Data excerpts:
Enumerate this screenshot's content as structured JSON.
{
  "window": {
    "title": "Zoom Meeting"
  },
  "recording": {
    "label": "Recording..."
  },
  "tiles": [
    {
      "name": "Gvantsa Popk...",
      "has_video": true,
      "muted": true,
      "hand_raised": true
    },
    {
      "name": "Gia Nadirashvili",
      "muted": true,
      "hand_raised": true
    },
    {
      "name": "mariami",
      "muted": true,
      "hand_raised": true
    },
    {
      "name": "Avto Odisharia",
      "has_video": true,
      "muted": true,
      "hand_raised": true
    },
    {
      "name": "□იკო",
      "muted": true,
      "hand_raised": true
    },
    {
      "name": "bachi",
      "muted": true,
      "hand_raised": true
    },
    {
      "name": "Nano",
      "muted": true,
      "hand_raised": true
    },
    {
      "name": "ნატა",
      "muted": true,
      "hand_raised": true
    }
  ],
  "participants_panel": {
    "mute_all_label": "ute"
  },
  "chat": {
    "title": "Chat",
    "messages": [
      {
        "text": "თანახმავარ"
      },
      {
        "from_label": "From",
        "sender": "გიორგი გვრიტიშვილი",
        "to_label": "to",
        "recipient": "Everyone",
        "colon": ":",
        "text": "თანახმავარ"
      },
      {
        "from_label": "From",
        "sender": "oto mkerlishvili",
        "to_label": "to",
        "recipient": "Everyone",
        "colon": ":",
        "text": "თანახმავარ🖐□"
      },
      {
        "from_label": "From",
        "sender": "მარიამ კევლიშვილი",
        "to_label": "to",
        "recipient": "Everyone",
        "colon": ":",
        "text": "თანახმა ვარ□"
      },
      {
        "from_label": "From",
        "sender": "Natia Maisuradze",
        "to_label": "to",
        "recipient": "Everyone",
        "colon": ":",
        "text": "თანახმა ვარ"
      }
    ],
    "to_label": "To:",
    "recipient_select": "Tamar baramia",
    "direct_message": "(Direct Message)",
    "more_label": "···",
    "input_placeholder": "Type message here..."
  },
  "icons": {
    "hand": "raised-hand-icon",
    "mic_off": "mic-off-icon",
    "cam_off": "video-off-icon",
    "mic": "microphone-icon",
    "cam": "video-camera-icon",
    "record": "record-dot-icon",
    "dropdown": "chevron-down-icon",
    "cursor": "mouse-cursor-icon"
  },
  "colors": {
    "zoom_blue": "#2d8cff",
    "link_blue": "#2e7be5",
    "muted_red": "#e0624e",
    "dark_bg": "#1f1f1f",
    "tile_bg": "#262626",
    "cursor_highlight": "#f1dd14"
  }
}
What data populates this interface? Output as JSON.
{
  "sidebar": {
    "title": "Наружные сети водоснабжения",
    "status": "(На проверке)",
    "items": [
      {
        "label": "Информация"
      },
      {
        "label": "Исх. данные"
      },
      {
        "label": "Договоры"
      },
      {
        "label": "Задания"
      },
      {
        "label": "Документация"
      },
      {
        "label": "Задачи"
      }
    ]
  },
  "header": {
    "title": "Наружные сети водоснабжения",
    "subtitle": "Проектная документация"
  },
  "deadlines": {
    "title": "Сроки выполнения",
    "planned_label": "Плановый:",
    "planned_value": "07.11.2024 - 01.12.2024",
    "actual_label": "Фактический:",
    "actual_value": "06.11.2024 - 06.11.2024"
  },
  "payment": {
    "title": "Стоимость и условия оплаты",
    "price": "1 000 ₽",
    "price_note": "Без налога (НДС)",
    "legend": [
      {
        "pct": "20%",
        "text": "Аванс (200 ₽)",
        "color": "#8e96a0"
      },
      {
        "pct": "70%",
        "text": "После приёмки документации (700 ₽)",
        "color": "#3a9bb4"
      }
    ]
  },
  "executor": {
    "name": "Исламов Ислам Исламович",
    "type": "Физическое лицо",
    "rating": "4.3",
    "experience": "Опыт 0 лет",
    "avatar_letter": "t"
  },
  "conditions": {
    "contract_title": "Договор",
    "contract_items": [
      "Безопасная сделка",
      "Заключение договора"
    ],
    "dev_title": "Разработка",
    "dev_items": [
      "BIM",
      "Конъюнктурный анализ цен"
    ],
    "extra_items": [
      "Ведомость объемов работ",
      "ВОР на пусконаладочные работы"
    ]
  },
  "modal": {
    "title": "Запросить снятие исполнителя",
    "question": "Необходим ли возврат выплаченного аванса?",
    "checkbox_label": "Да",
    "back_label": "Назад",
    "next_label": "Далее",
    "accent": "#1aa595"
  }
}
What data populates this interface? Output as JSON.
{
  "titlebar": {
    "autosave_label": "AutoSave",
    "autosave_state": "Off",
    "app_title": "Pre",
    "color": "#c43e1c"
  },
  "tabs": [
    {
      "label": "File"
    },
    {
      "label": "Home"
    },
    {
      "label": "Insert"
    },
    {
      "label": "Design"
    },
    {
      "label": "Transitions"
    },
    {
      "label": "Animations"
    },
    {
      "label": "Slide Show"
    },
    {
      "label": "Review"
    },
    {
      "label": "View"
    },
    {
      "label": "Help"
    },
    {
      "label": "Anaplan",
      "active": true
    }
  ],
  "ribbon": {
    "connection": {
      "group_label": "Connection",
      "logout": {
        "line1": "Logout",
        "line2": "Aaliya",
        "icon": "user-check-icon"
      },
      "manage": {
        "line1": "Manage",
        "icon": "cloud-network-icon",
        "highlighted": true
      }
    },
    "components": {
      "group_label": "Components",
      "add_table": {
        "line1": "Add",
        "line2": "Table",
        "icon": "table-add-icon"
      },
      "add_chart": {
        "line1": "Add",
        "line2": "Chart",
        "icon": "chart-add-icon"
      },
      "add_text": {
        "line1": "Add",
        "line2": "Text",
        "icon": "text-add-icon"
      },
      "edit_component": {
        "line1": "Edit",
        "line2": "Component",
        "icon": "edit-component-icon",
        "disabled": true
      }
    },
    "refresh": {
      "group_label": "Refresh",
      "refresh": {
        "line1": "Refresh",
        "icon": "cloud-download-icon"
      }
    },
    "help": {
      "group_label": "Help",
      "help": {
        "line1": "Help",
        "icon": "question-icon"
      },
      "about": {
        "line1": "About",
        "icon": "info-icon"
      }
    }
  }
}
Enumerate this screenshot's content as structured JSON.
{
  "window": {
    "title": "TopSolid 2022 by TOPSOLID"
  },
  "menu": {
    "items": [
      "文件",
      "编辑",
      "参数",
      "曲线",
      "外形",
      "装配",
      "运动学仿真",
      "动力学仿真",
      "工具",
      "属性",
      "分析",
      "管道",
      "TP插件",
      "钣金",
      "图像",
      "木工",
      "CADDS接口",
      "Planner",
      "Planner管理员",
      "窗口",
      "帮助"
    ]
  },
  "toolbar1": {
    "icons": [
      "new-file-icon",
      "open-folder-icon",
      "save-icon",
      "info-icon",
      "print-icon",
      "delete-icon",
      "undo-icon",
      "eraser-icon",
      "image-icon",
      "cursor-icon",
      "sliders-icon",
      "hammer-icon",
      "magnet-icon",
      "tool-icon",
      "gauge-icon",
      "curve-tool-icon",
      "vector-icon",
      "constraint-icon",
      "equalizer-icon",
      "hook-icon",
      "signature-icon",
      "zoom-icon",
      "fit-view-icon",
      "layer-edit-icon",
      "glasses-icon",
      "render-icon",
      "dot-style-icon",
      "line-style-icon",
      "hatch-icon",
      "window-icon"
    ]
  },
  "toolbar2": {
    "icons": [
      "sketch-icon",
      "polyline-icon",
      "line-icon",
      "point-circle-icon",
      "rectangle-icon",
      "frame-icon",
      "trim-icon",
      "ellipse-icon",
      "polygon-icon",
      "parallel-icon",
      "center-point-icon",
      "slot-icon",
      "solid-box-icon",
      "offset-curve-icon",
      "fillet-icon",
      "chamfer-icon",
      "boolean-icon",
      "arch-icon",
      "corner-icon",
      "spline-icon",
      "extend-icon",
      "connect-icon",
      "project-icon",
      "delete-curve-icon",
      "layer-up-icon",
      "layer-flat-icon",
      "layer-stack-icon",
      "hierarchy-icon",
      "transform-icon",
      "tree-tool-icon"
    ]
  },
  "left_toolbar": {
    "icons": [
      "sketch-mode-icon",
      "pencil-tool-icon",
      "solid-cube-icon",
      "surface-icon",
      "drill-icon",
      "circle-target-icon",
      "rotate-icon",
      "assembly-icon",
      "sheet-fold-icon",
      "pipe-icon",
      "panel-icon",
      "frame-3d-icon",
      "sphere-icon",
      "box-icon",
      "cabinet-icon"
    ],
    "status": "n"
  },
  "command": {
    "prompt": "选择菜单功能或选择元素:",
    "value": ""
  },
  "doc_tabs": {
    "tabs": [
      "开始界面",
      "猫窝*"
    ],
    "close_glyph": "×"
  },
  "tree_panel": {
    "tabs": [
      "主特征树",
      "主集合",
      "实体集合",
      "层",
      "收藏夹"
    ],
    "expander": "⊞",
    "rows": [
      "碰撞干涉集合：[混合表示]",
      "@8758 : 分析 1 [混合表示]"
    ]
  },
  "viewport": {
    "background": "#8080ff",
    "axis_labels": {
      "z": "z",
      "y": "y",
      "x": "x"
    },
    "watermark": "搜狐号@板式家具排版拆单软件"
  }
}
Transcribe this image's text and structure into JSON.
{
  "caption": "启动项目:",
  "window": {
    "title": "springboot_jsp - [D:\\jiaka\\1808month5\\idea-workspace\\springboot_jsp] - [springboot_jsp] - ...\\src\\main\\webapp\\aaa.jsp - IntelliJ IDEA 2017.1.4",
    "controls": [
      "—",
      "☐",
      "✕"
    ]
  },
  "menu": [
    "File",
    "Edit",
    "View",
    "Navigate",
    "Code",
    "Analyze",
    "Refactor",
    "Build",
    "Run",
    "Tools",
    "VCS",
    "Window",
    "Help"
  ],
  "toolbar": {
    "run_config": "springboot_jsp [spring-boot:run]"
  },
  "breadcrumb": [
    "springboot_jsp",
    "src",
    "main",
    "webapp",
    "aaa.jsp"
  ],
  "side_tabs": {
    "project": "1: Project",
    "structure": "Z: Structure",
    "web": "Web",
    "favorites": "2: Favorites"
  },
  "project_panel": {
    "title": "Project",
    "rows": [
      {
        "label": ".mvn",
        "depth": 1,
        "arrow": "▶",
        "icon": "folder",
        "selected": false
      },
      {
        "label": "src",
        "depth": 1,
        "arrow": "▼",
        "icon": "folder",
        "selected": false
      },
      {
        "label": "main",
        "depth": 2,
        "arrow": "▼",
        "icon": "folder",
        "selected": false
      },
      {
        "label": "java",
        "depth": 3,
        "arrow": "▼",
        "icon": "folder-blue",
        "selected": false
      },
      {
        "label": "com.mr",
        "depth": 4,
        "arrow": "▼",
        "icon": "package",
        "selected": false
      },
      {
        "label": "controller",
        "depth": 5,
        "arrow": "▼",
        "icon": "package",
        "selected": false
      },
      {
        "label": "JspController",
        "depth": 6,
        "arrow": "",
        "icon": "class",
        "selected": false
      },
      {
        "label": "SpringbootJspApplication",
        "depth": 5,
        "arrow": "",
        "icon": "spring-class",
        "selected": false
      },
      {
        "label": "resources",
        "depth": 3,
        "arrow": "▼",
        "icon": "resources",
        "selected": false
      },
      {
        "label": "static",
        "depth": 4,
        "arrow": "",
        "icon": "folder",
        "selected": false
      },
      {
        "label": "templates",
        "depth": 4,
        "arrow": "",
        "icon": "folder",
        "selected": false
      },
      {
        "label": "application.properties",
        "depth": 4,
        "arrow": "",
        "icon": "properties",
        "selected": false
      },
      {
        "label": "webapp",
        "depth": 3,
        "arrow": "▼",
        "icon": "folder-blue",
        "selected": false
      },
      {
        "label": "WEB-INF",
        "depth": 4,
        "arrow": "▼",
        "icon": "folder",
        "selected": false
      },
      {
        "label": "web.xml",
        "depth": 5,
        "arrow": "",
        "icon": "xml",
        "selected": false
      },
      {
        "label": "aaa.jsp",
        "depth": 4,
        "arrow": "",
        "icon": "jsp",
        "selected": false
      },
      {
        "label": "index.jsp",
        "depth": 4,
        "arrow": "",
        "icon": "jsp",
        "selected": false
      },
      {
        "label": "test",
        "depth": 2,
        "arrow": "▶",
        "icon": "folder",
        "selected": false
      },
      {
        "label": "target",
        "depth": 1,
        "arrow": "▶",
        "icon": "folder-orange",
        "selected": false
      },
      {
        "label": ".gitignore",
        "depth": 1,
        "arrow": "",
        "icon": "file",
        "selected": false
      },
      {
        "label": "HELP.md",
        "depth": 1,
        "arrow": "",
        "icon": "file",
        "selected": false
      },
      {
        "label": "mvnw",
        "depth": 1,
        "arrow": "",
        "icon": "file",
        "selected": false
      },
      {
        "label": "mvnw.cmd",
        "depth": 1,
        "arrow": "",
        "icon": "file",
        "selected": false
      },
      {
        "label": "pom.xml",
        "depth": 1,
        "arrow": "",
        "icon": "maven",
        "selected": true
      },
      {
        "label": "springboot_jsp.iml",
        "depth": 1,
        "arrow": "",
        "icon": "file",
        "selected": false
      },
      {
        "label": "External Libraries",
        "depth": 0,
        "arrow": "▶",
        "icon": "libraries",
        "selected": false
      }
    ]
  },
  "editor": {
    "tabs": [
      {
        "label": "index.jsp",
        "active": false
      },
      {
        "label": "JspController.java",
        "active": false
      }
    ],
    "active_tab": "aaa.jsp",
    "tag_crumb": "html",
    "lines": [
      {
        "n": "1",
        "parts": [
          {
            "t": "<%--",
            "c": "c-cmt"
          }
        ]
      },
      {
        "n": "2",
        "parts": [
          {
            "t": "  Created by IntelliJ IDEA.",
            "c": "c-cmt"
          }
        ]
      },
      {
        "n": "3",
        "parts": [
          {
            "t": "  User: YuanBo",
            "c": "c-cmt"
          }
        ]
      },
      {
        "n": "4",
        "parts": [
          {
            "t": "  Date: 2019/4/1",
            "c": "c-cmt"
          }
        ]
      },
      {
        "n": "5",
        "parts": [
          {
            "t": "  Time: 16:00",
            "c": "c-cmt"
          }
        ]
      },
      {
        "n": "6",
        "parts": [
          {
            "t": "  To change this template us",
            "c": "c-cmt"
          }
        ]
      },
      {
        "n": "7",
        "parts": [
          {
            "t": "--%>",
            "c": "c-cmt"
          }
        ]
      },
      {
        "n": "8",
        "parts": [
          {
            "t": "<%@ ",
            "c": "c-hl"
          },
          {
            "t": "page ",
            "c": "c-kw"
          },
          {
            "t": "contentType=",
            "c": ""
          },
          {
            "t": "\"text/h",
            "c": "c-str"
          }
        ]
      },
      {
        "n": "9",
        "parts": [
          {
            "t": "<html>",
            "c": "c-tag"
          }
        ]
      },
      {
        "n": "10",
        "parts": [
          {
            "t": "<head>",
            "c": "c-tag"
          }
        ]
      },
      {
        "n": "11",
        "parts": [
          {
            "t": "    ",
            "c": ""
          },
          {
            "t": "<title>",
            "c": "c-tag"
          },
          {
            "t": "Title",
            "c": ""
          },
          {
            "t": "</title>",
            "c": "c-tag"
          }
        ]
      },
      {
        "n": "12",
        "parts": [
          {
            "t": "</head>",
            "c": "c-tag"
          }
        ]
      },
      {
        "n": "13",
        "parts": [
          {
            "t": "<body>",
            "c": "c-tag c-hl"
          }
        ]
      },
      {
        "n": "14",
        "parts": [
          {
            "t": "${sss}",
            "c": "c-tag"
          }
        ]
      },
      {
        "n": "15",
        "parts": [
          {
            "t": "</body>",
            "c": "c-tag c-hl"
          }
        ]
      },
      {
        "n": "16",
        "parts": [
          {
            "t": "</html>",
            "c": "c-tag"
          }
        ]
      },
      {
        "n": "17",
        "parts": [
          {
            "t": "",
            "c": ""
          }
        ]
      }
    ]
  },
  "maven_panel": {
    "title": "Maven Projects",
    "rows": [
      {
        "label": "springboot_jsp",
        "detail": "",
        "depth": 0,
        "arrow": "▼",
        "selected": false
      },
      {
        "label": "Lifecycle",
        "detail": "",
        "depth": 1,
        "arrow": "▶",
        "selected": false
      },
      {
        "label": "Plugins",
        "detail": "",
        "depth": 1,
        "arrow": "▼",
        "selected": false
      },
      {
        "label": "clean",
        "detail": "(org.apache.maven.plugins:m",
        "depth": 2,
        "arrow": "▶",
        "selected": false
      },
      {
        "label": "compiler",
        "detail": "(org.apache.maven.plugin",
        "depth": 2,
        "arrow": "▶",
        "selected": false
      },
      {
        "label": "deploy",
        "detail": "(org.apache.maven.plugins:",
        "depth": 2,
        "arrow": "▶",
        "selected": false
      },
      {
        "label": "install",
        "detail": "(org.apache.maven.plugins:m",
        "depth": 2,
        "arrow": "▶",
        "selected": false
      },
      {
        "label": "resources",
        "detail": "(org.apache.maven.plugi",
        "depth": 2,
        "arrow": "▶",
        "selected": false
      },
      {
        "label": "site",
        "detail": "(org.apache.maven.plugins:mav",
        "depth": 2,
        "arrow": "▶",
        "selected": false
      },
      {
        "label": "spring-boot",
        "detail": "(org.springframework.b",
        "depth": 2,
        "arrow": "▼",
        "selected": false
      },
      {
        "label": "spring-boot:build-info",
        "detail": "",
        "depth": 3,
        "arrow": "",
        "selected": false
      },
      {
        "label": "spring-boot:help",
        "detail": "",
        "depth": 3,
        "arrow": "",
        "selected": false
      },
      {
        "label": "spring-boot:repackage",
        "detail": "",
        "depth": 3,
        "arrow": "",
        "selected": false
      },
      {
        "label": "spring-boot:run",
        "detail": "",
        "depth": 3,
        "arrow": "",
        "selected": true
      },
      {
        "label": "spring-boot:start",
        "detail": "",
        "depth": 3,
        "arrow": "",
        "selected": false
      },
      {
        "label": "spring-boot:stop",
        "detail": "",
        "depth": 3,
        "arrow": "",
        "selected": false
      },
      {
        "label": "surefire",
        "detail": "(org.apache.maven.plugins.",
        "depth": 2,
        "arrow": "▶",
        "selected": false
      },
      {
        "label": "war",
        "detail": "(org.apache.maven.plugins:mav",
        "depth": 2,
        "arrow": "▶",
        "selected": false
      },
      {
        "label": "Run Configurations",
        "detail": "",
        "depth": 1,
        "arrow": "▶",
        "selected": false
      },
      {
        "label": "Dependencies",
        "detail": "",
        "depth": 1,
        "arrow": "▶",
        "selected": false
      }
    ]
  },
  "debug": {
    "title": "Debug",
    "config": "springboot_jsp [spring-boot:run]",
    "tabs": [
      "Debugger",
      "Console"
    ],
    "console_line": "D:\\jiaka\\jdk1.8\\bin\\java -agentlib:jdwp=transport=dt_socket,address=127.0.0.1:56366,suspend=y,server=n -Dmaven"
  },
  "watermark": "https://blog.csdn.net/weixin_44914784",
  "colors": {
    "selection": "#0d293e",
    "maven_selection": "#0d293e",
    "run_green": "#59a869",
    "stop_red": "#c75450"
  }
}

PROBLEM STATEMENT |
Which lines hold the word "sender"? Return all of them from the records above.

EXPECTED ANSWER |
        "sender": "გიორგი გვრიტიშვილი",
        "sender": "oto mkerlishvili",
        "sender": "მარიამ კევლიშვილი",
        "sender": "Natia Maisuradze",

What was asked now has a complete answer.